▶ **TASK STATEMENT**
Return the records word for word. Any pictures in them are not part of the copy.
═══
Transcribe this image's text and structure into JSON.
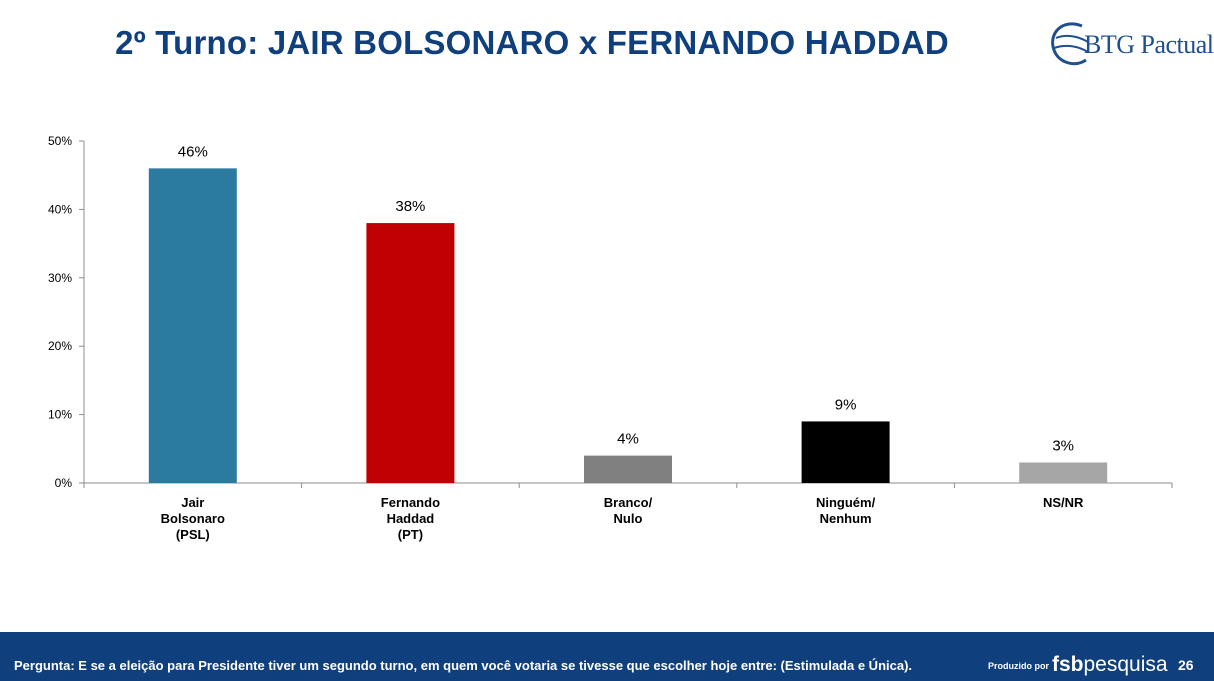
{
  "header": {
    "title": "2º Turno: JAIR BOLSONARO x FERNANDO HADDAD",
    "logo_text": "BTG Pactual"
  },
  "chart_data": {
    "type": "bar",
    "categories": [
      [
        "Jair",
        "Bolsonaro",
        "(PSL)"
      ],
      [
        "Fernando",
        "Haddad",
        "(PT)"
      ],
      [
        "Branco/",
        "Nulo"
      ],
      [
        "Ninguém/",
        "Nenhum"
      ],
      [
        "NS/NR"
      ]
    ],
    "values": [
      46,
      38,
      4,
      9,
      3
    ],
    "data_labels": [
      "46%",
      "38%",
      "4%",
      "9%",
      "3%"
    ],
    "bar_colors": [
      "#2b7ba0",
      "#c00000",
      "#808080",
      "#000000",
      "#a6a6a6"
    ],
    "ylim": [
      0,
      50
    ],
    "yticks": [
      0,
      10,
      20,
      30,
      40,
      50
    ],
    "ytick_labels": [
      "0%",
      "10%",
      "20%",
      "30%",
      "40%",
      "50%"
    ],
    "grid": false,
    "legend": "none",
    "title": "",
    "xlabel": "",
    "ylabel": ""
  },
  "footer": {
    "question": "Pergunta:  E se a eleição para Presidente tiver um segundo turno, em quem você votaria se tivesse que escolher hoje entre:  (Estimulada e Única).",
    "produced_by": "Produzido por",
    "brand_bold": "fsb",
    "brand_rest": "pesquisa",
    "page_number": "26"
  },
  "colors": {
    "title": "#0f3f7c",
    "footer_bg": "#0f3f7c"
  }
}
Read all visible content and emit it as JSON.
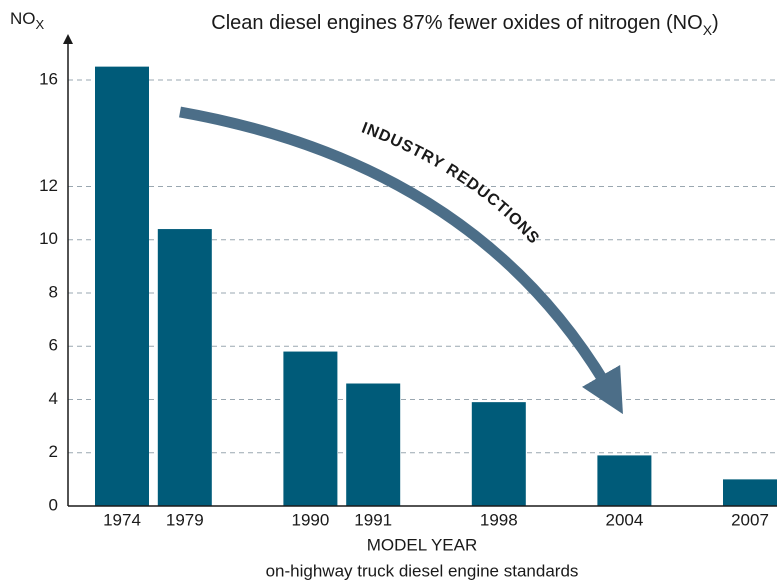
{
  "chart_data": {
    "type": "bar",
    "title": [
      "Clean diesel engines 87% fewer oxides of nitrogen (NO",
      "X",
      ")"
    ],
    "y_label": [
      "NO",
      "X"
    ],
    "x_label": "MODEL YEAR",
    "subtitle": "on-highway truck diesel engine standards",
    "annotation": "INDUSTRY REDUCTIONS",
    "categories": [
      "1974",
      "1979",
      null,
      "1990",
      "1991",
      null,
      "1998",
      null,
      "2004",
      null,
      "2007"
    ],
    "values": [
      16.5,
      10.4,
      null,
      5.8,
      4.6,
      null,
      3.9,
      null,
      1.9,
      null,
      1.0
    ],
    "color": "#005b79",
    "ylim": [
      0,
      17.5
    ],
    "yticks": [
      0,
      2,
      4,
      6,
      8,
      10,
      12,
      16
    ],
    "grid": true
  }
}
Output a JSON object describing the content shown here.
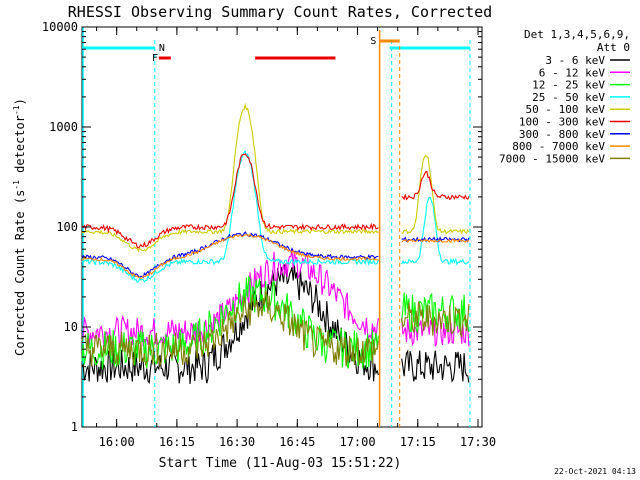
{
  "chart_data": {
    "type": "line",
    "title": "RHESSI Observing Summary Count Rates, Corrected",
    "xlabel": "Start Time (11-Aug-03 15:51:22)",
    "ylabel_main": "Corrected Count Rate (s",
    "ylabel_sup1": "-1",
    "ylabel_mid": " detector",
    "ylabel_sup2": "-1",
    "ylabel_end": ")",
    "y_scale": "log",
    "ylim": [
      1,
      10000
    ],
    "xlim": [
      "15:51:22",
      "17:31:00"
    ],
    "x_tick_labels": [
      "16:00",
      "16:15",
      "16:30",
      "16:45",
      "17:00",
      "17:15",
      "17:30"
    ],
    "y_tick_labels": [
      "1",
      "10",
      "100",
      "1000",
      "10000"
    ],
    "legend_header": [
      "Det 1,3,4,5,6,9,",
      "Att 0"
    ],
    "legend_placement": "right",
    "series": [
      {
        "name": "3 - 6 keV",
        "color": "#000000"
      },
      {
        "name": "6 - 12 keV",
        "color": "#ff00ff"
      },
      {
        "name": "12 - 25 keV",
        "color": "#00ff00"
      },
      {
        "name": "25 - 50 keV",
        "color": "#00ffff"
      },
      {
        "name": "50 - 100 keV",
        "color": "#cccc00"
      },
      {
        "name": "100 - 300 keV",
        "color": "#ee0000"
      },
      {
        "name": "300 - 800 keV",
        "color": "#0000ff"
      },
      {
        "name": "800 - 7000 keV",
        "color": "#ff8800"
      },
      {
        "name": "7000 - 15000 keV",
        "color": "#808000"
      }
    ],
    "flags": [
      {
        "label": "N",
        "color": "#00ffff"
      },
      {
        "label": "F",
        "color": "#ee0000"
      },
      {
        "label": "S",
        "color": "#ff8800"
      }
    ],
    "timestamp": "22-Oct-2021 04:13"
  }
}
═══
▶ **WRITTEN SOLUTION**
Transcribe this image's text and structure into JSON.
{
  "header": {
    "title": "2º Turno: JAIR BOLSONARO x FERNANDO HADDAD",
    "logo_text": "BTG Pactual"
  },
  "chart_data": {
    "type": "bar",
    "categories": [
      [
        "Jair",
        "Bolsonaro",
        "(PSL)"
      ],
      [
        "Fernando",
        "Haddad",
        "(PT)"
      ],
      [
        "Branco/",
        "Nulo"
      ],
      [
        "Ninguém/",
        "Nenhum"
      ],
      [
        "NS/NR"
      ]
    ],
    "values": [
      46,
      38,
      4,
      9,
      3
    ],
    "data_labels": [
      "46%",
      "38%",
      "4%",
      "9%",
      "3%"
    ],
    "bar_colors": [
      "#2b7ba0",
      "#c00000",
      "#808080",
      "#000000",
      "#a6a6a6"
    ],
    "ylim": [
      0,
      50
    ],
    "yticks": [
      0,
      10,
      20,
      30,
      40,
      50
    ],
    "ytick_labels": [
      "0%",
      "10%",
      "20%",
      "30%",
      "40%",
      "50%"
    ],
    "grid": false,
    "legend": "none",
    "title": "",
    "xlabel": "",
    "ylabel": ""
  },
  "footer": {
    "question": "Pergunta:  E se a eleição para Presidente tiver um segundo turno, em quem você votaria se tivesse que escolher hoje entre:  (Estimulada e Única).",
    "produced_by": "Produzido por",
    "brand_bold": "fsb",
    "brand_rest": "pesquisa",
    "page_number": "26"
  },
  "colors": {
    "title": "#0f3f7c",
    "footer_bg": "#0f3f7c"
  }
}
Read all visible content and emit it as JSON.
{
  "chart_data": {
    "type": "bar",
    "title": [
      "Clean diesel engines 87% fewer oxides of nitrogen (NO",
      "X",
      ")"
    ],
    "y_label": [
      "NO",
      "X"
    ],
    "x_label": "MODEL YEAR",
    "subtitle": "on-highway truck diesel engine standards",
    "annotation": "INDUSTRY REDUCTIONS",
    "categories": [
      "1974",
      "1979",
      null,
      "1990",
      "1991",
      null,
      "1998",
      null,
      "2004",
      null,
      "2007"
    ],
    "values": [
      16.5,
      10.4,
      null,
      5.8,
      4.6,
      null,
      3.9,
      null,
      1.9,
      null,
      1.0
    ],
    "color": "#005b79",
    "ylim": [
      0,
      17.5
    ],
    "yticks": [
      0,
      2,
      4,
      6,
      8,
      10,
      12,
      16
    ],
    "grid": true
  }
}
Output a JSON object describing the content shown here.
{
  "chart_data": {
    "type": "line",
    "title": "RHESSI Observing Summary Count Rates, Corrected",
    "xlabel": "Start Time (11-Aug-03 15:51:22)",
    "ylabel_main": "Corrected Count Rate (s",
    "ylabel_sup1": "-1",
    "ylabel_mid": " detector",
    "ylabel_sup2": "-1",
    "ylabel_end": ")",
    "y_scale": "log",
    "ylim": [
      1,
      10000
    ],
    "xlim": [
      "15:51:22",
      "17:31:00"
    ],
    "x_tick_labels": [
      "16:00",
      "16:15",
      "16:30",
      "16:45",
      "17:00",
      "17:15",
      "17:30"
    ],
    "y_tick_labels": [
      "1",
      "10",
      "100",
      "1000",
      "10000"
    ],
    "legend_header": [
      "Det 1,3,4,5,6,9,",
      "Att 0"
    ],
    "legend_placement": "right",
    "series": [
      {
        "name": "3 - 6 keV",
        "color": "#000000"
      },
      {
        "name": "6 - 12 keV",
        "color": "#ff00ff"
      },
      {
        "name": "12 - 25 keV",
        "color": "#00ff00"
      },
      {
        "name": "25 - 50 keV",
        "color": "#00ffff"
      },
      {
        "name": "50 - 100 keV",
        "color": "#cccc00"
      },
      {
        "name": "100 - 300 keV",
        "color": "#ee0000"
      },
      {
        "name": "300 - 800 keV",
        "color": "#0000ff"
      },
      {
        "name": "800 - 7000 keV",
        "color": "#ff8800"
      },
      {
        "name": "7000 - 15000 keV",
        "color": "#808000"
      }
    ],
    "flags": [
      {
        "label": "N",
        "color": "#00ffff"
      },
      {
        "label": "F",
        "color": "#ee0000"
      },
      {
        "label": "S",
        "color": "#ff8800"
      }
    ],
    "timestamp": "22-Oct-2021 04:13"
  }
}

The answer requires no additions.